Quote the entries that follow exactly, leaving none out.

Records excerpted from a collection
(begin)
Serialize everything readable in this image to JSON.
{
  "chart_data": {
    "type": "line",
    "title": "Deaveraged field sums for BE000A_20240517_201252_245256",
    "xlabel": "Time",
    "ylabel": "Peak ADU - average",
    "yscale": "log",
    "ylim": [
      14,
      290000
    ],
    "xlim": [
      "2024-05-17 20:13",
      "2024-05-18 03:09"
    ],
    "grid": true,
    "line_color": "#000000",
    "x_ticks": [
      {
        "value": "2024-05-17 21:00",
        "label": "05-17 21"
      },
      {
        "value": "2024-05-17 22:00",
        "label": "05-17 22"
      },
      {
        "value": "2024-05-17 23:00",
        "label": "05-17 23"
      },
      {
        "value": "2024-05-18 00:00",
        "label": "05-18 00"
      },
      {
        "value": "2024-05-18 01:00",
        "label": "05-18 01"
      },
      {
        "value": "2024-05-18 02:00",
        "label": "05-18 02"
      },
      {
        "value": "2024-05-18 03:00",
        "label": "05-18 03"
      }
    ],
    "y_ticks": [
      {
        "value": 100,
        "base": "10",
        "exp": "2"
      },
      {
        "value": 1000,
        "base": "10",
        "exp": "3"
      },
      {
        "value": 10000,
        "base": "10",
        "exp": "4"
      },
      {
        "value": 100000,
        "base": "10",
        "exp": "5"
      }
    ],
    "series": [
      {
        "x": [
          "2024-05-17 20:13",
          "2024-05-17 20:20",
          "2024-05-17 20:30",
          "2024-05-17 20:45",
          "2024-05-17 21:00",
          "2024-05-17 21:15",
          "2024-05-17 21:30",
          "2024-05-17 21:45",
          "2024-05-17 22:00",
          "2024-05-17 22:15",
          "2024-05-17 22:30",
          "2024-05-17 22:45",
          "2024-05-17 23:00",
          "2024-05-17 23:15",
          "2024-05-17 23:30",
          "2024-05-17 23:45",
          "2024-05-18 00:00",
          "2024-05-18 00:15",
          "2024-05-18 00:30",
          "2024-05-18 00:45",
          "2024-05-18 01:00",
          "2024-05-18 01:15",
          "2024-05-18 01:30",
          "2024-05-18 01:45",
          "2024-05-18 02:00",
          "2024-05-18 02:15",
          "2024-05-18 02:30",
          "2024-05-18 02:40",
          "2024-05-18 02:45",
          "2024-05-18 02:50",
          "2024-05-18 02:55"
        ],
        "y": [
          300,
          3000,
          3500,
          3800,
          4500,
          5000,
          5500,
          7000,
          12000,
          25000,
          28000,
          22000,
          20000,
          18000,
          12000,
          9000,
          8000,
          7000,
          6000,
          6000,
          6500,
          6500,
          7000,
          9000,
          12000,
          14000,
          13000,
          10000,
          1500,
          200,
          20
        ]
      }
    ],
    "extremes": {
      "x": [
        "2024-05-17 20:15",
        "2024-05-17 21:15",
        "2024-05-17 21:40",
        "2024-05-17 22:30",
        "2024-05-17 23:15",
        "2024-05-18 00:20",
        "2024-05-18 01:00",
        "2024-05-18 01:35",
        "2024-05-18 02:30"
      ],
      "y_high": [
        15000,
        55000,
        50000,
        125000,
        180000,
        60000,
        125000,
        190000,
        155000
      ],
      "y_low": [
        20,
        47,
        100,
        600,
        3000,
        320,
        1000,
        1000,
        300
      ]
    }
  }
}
(end)
* **ANSWER TO THIS PROBLEM**
Serialize everything readable in this image to JSON.
{
  "chart_data": {
    "type": "line",
    "title": "Deaveraged field sums for BE000A_20240517_201252_245256",
    "xlabel": "Time",
    "ylabel": "Peak ADU - average",
    "yscale": "log",
    "ylim": [
      14,
      290000
    ],
    "xlim": [
      "2024-05-17 20:13",
      "2024-05-18 03:09"
    ],
    "grid": true,
    "line_color": "#000000",
    "x_ticks": [
      {
        "value": "2024-05-17 21:00",
        "label": "05-17 21"
      },
      {
        "value": "2024-05-17 22:00",
        "label": "05-17 22"
      },
      {
        "value": "2024-05-17 23:00",
        "label": "05-17 23"
      },
      {
        "value": "2024-05-18 00:00",
        "label": "05-18 00"
      },
      {
        "value": "2024-05-18 01:00",
        "label": "05-18 01"
      },
      {
        "value": "2024-05-18 02:00",
        "label": "05-18 02"
      },
      {
        "value": "2024-05-18 03:00",
        "label": "05-18 03"
      }
    ],
    "y_ticks": [
      {
        "value": 100,
        "base": "10",
        "exp": "2"
      },
      {
        "value": 1000,
        "base": "10",
        "exp": "3"
      },
      {
        "value": 10000,
        "base": "10",
        "exp": "4"
      },
      {
        "value": 100000,
        "base": "10",
        "exp": "5"
      }
    ],
    "series": [
      {
        "x": [
          "2024-05-17 20:13",
          "2024-05-17 20:20",
          "2024-05-17 20:30",
          "2024-05-17 20:45",
          "2024-05-17 21:00",
          "2024-05-17 21:15",
          "2024-05-17 21:30",
          "2024-05-17 21:45",
          "2024-05-17 22:00",
          "2024-05-17 22:15",
          "2024-05-17 22:30",
          "2024-05-17 22:45",
          "2024-05-17 23:00",
          "2024-05-17 23:15",
          "2024-05-17 23:30",
          "2024-05-17 23:45",
          "2024-05-18 00:00",
          "2024-05-18 00:15",
          "2024-05-18 00:30",
          "2024-05-18 00:45",
          "2024-05-18 01:00",
          "2024-05-18 01:15",
          "2024-05-18 01:30",
          "2024-05-18 01:45",
          "2024-05-18 02:00",
          "2024-05-18 02:15",
          "2024-05-18 02:30",
          "2024-05-18 02:40",
          "2024-05-18 02:45",
          "2024-05-18 02:50",
          "2024-05-18 02:55"
        ],
        "y": [
          300,
          3000,
          3500,
          3800,
          4500,
          5000,
          5500,
          7000,
          12000,
          25000,
          28000,
          22000,
          20000,
          18000,
          12000,
          9000,
          8000,
          7000,
          6000,
          6000,
          6500,
          6500,
          7000,
          9000,
          12000,
          14000,
          13000,
          10000,
          1500,
          200,
          20
        ]
      }
    ],
    "extremes": {
      "x": [
        "2024-05-17 20:15",
        "2024-05-17 21:15",
        "2024-05-17 21:40",
        "2024-05-17 22:30",
        "2024-05-17 23:15",
        "2024-05-18 00:20",
        "2024-05-18 01:00",
        "2024-05-18 01:35",
        "2024-05-18 02:30"
      ],
      "y_high": [
        15000,
        55000,
        50000,
        125000,
        180000,
        60000,
        125000,
        190000,
        155000
      ],
      "y_low": [
        20,
        47,
        100,
        600,
        3000,
        320,
        1000,
        1000,
        300
      ]
    }
  }
}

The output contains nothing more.